═════ Text shown ═════
When selling GPUs as a commodity meets the fastest inference engine - cost savings can skyrocket.
20+
AI Models
80%
Cheaper Batch Inference
1
Unified Batch API
"Modular’s team is world class. Their stack slashed our inference costs by 80%, letting our customer dramatically scale up. They’re fast, reliable, and real engineers who take things seriously. We’re excited to partner with them to bring down prices for everyone, to let AI bring about wide prosperity."
Problem
AI teams didn't just need cheaper GPUs — they needed smarter infrastructure. Inference at scale was too expensive, and throwing more hardware at the problem wasn't working.
San Francisco Compute (SF Compute) operates a GPU marketplace that enables AI companies to access large-scale GPU clusters by the hour, for training and inference workloads without forcing expensive long-term contracts.
As a platform serving everyone from AI startups to research labs, they're experiencing growing demands from customers who not only needed raw compute power, but also want competitively priced AI inference. This led to a lightbulb moment - what if SF Compute could offer the world's best AI infrastructure, on their compute marketplace, at the most competitive price in the market?
Solving this required more than just adding more GPUs or optimizing scheduling; it demanded a complete reimagining of how AI inference could be accelerated at the hardware level - scaling optimized batch workloads into a GPU marketplace that dynamically allocates compute by the hour.
Solution
SF Compute and Modular partnered together, to build the world's cheapest, large volume batch API across leading industry AI models - we call it the SF Compute Large Scale Inference API, powered by Modular. It's a high-throughput, asynchronous batch inference interface that supports over 20+ state-of-the-art models across language, vision, and multimodal domains, ranging from efficient 7B parameter models to 600B+ frontier systems including DeepSeek-R1, Llama3.3-70B, QwQ, Qwen, InternVL and many more. By combining Modular’s high-efficiency inference stack with SF Compute’s real-time spot market, the API delivers inference at up to 80% lower cost than the current market baseline.
═════ Record excerpts ═════
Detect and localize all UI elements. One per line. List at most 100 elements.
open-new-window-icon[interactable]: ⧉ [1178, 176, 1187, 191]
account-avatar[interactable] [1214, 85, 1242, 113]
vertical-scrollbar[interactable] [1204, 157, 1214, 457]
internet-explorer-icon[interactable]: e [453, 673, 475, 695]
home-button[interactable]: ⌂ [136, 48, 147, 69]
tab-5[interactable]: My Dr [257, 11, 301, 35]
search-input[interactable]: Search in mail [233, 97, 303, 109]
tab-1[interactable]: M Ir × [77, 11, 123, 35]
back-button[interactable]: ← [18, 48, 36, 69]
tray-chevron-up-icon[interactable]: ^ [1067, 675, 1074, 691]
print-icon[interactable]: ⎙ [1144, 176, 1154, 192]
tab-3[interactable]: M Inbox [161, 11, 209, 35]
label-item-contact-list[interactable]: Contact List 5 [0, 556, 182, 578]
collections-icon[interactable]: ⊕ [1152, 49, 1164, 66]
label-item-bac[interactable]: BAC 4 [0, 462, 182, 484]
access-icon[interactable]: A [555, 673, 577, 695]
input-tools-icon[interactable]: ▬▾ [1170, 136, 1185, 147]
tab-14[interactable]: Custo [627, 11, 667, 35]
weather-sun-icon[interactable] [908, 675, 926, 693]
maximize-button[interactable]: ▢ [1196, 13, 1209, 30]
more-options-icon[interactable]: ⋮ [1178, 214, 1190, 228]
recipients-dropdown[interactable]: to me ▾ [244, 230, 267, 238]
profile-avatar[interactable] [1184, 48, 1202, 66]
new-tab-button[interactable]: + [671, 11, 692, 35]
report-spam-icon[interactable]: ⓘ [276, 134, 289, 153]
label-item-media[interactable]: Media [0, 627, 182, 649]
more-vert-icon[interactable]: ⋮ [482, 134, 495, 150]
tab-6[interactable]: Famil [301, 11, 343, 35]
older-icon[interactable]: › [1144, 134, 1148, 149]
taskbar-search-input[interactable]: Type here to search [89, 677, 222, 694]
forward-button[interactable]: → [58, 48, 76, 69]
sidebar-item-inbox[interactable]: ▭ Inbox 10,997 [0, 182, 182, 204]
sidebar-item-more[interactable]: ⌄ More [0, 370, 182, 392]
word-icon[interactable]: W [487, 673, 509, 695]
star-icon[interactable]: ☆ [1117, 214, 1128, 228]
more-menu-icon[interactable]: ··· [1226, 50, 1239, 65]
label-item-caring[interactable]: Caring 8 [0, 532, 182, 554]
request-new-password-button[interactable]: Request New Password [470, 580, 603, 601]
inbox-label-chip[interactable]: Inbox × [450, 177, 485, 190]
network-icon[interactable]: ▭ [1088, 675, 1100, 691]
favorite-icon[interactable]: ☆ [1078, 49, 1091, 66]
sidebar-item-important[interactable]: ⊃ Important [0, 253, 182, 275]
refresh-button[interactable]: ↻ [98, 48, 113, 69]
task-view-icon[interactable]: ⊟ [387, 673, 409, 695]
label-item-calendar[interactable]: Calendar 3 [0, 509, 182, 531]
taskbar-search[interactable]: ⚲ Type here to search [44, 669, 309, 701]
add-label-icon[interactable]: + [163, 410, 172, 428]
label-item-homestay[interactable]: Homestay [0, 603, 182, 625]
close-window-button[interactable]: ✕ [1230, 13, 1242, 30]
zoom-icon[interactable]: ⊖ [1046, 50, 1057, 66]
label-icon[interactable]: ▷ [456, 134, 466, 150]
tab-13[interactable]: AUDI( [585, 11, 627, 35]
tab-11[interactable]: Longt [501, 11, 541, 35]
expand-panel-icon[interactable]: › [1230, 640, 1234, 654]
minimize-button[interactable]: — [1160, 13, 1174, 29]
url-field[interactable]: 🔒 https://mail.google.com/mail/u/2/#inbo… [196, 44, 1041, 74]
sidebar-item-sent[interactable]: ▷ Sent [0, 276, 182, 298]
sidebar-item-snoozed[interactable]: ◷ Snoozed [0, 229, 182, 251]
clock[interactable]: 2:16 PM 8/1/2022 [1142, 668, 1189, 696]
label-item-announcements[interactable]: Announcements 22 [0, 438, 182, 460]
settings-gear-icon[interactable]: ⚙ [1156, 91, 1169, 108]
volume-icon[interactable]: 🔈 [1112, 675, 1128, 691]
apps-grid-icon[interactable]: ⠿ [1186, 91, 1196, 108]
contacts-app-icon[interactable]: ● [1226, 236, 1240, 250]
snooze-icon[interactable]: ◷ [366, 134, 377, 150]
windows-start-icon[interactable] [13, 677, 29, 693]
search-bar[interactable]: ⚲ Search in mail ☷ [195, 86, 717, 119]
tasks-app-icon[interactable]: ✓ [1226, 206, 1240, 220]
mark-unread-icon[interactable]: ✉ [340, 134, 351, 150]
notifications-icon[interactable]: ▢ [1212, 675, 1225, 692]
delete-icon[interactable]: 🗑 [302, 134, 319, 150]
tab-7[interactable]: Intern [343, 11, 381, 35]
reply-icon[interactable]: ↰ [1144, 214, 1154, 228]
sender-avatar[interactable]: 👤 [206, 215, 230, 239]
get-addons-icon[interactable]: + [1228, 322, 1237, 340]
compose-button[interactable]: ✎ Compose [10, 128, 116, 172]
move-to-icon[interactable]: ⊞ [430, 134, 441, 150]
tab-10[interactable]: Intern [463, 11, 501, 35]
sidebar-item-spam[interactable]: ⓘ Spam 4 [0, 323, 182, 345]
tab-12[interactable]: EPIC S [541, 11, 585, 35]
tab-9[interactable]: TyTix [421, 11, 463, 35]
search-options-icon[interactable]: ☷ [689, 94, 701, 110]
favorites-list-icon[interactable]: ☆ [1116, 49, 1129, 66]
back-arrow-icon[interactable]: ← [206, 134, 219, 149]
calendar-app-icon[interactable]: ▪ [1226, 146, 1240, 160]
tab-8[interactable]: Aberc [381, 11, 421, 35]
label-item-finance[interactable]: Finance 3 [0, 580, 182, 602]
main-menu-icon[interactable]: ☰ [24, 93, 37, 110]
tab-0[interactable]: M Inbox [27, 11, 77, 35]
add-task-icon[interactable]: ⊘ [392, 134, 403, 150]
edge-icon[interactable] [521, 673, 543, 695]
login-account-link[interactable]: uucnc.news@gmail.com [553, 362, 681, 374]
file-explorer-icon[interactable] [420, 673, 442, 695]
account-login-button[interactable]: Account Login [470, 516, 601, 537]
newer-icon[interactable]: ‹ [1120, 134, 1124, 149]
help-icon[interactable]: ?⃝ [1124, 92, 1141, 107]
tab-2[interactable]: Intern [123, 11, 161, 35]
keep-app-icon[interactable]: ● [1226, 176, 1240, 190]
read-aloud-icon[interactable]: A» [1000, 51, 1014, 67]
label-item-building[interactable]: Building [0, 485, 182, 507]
═════
Exercise requirements:
a – In the case study on SF Compute and Modular, which two kinds of workloads are SF Compute's hourly GPU clusters said to serve?
b – State whether each statement below agrees with the case study on SF Compute and Modular. For each, answer yes or no and quote the deciding words from the text.
(i) The models supported by the API range from 7B parameter models to systems above 600B parameters.
(ii) SF Compute requires customers to commit to long-term contracts.
(iii) The API is a synchronous interface.
c – Rewrite as a bulleted list the paragraph of the case study on SF Compute and Modular that begins "SF Compute and Modular partnered together", keeping its main facts.

Per-task outputs:
a – Training and inference workloads.

b –
(i) Yes: "ranging from efficient 7B parameter models to 600B+ frontier systems"
(ii) No: "without forcing expensive long-term contracts"
(iii) No: "It's a high-throughput, asynchronous batch inference interface"

c –
- SF Compute and Modular partnered to build the world's cheapest large-volume batch API for leading AI models, called the SF Compute Large Scale Inference API, powered by Modular.
- It is a high-throughput, asynchronous batch inference interface.
- It supports over 20 state-of-the-art models across language, vision, and multimodal domains.
- Supported models range from efficient 7B parameter models to 600B+ frontier systems, including DeepSeek-R1, Llama3.3-70B, QwQ, Qwen, and InternVL.
- It combines Modular's high-efficiency inference stack with SF Compute's real-time spot market.
- It delivers inference at up to 80% lower cost than the current market baseline.